Directions for this task – Rewrite the rows starting with the one containing "Itemize the components" and going on through the one containing "- data-point-marker: [292, 273, 299, 281]", changing every "data-point-marker" to "point-marker" and leaving everything else as it is. Give only those rows.

————————

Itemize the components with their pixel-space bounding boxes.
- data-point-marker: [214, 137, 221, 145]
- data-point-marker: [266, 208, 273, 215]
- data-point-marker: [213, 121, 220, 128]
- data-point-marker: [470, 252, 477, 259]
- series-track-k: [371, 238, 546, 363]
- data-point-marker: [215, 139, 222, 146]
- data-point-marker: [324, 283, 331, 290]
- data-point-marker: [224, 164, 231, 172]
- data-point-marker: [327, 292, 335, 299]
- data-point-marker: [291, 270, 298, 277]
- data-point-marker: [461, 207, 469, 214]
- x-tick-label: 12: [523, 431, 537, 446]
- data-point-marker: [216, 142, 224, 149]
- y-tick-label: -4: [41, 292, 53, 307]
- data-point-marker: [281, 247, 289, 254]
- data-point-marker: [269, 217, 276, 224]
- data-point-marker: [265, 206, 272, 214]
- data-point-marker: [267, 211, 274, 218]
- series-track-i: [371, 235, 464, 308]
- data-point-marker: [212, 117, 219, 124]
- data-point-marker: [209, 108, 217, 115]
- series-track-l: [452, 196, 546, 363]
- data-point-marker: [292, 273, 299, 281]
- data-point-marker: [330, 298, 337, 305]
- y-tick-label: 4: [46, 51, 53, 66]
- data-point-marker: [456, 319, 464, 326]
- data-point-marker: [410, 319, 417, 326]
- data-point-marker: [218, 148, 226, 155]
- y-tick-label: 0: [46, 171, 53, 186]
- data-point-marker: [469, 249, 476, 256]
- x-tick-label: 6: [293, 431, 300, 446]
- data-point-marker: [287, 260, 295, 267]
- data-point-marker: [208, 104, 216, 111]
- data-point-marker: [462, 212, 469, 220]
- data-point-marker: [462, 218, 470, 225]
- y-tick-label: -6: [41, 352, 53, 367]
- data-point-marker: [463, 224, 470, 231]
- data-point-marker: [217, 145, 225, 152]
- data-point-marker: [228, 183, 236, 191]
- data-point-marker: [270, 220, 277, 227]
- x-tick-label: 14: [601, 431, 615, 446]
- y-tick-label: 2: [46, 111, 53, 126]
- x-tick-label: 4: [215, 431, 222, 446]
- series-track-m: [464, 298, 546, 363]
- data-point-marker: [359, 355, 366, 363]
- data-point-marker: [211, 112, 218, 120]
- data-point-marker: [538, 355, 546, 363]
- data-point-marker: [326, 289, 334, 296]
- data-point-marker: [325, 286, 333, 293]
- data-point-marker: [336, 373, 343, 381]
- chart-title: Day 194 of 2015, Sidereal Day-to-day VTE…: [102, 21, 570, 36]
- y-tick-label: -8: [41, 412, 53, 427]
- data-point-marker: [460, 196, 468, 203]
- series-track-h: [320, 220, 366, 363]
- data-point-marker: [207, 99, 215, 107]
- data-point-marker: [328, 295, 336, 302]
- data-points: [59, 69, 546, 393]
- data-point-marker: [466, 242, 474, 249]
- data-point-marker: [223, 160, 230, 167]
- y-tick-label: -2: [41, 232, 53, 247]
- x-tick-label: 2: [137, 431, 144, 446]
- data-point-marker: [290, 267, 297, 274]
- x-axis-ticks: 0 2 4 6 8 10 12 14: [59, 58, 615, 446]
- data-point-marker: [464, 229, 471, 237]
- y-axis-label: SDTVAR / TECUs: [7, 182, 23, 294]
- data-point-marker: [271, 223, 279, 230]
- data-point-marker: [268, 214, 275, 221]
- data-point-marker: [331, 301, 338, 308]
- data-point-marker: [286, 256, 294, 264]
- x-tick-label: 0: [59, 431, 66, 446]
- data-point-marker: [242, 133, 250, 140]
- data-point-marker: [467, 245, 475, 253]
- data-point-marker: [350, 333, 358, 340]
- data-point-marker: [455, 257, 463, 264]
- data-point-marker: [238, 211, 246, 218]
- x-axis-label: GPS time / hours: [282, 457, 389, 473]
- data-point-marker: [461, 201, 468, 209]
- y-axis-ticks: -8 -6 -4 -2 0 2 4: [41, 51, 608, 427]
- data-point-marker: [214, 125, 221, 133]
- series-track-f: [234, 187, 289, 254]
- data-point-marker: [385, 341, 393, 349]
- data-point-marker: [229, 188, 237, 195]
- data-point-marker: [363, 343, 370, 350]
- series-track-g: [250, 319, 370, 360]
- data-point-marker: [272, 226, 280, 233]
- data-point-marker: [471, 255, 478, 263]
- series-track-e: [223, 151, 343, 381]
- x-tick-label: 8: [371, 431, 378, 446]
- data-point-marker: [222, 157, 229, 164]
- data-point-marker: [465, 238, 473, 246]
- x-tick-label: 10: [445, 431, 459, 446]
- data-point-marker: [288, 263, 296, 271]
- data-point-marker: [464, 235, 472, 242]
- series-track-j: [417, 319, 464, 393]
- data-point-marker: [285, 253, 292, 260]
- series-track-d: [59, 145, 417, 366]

————————

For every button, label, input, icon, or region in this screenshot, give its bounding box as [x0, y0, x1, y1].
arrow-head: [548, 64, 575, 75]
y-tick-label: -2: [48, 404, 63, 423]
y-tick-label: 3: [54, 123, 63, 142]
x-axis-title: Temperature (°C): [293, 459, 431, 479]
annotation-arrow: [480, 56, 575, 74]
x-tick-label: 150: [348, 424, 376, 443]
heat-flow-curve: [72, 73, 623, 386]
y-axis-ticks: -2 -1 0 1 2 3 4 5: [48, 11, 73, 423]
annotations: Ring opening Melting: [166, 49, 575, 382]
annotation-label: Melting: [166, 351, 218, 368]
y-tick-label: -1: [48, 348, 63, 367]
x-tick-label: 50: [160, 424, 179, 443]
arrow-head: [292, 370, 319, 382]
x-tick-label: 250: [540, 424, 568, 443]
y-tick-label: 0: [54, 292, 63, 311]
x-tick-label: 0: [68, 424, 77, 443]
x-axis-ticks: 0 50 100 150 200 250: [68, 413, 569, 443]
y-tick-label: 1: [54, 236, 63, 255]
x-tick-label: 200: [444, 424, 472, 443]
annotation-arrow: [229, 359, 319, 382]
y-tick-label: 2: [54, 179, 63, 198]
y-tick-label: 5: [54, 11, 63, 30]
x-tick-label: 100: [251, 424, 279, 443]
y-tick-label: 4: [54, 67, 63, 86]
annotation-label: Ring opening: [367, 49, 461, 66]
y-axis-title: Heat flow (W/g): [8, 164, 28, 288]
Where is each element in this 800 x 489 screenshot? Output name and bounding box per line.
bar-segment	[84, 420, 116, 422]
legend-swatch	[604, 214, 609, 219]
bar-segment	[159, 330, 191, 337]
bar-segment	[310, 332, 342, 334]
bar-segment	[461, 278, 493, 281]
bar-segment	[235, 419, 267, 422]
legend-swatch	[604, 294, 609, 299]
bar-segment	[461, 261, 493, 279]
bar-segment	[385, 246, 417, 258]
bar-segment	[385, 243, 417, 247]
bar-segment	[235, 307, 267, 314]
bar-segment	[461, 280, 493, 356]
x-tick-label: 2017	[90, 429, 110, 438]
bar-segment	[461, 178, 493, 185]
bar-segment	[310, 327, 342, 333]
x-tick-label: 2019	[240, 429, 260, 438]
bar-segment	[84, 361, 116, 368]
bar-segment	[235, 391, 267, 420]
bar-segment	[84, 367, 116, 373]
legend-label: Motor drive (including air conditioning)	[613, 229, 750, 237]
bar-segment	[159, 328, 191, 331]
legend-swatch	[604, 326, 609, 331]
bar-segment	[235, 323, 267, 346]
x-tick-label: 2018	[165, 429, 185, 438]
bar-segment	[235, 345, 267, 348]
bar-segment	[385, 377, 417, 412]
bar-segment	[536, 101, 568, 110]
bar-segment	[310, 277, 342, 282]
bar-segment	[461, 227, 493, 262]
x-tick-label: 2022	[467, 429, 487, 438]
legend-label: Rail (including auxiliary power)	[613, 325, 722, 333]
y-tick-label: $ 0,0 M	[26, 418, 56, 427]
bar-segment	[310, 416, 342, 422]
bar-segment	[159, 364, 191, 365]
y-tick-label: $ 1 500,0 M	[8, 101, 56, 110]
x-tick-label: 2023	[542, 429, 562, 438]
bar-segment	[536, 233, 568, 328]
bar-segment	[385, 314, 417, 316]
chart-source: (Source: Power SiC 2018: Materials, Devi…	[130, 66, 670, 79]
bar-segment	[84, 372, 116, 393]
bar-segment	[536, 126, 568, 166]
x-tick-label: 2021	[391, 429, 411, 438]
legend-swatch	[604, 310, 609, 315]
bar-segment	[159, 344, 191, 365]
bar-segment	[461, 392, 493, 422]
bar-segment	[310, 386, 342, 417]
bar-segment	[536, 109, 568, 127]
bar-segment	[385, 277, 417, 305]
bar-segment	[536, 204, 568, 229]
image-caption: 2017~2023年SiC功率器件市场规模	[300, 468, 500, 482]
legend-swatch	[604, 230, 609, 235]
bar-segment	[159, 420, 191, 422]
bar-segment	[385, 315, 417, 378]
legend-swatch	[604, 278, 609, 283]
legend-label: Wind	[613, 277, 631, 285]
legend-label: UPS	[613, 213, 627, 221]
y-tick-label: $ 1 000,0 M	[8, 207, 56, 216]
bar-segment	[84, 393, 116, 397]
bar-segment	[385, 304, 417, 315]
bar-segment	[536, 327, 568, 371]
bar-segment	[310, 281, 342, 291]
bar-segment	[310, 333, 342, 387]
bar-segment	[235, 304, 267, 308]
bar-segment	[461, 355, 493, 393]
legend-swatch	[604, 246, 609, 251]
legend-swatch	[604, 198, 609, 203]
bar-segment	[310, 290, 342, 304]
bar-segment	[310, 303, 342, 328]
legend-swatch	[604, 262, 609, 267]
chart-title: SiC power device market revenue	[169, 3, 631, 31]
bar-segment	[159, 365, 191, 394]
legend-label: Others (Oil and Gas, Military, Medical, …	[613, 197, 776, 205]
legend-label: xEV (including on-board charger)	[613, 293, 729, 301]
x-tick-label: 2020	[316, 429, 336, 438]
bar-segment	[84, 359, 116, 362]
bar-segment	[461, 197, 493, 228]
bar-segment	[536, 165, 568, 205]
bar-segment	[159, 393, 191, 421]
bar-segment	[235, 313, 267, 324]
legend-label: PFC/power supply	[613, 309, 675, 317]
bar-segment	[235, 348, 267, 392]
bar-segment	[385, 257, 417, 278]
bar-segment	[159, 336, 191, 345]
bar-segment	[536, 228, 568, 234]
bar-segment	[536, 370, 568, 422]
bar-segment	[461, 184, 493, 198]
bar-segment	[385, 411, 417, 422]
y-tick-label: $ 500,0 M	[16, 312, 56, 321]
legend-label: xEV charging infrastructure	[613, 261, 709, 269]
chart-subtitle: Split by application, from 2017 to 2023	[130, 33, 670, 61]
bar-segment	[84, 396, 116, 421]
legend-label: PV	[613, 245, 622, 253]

————————

Answer –
Itemize the components with their pixel-space bounding boxes.
- point-marker: [214, 137, 221, 145]
- point-marker: [266, 208, 273, 215]
- point-marker: [213, 121, 220, 128]
- point-marker: [470, 252, 477, 259]
- series-track-k: [371, 238, 546, 363]
- point-marker: [215, 139, 222, 146]
- point-marker: [324, 283, 331, 290]
- point-marker: [224, 164, 231, 172]
- point-marker: [327, 292, 335, 299]
- point-marker: [291, 270, 298, 277]
- point-marker: [461, 207, 469, 214]
- x-tick-label: 12: [523, 431, 537, 446]
- point-marker: [216, 142, 224, 149]
- y-tick-label: -4: [41, 292, 53, 307]
- point-marker: [281, 247, 289, 254]
- point-marker: [269, 217, 276, 224]
- point-marker: [265, 206, 272, 214]
- point-marker: [267, 211, 274, 218]
- series-track-i: [371, 235, 464, 308]
- point-marker: [212, 117, 219, 124]
- point-marker: [209, 108, 217, 115]
- series-track-l: [452, 196, 546, 363]
- point-marker: [292, 273, 299, 281]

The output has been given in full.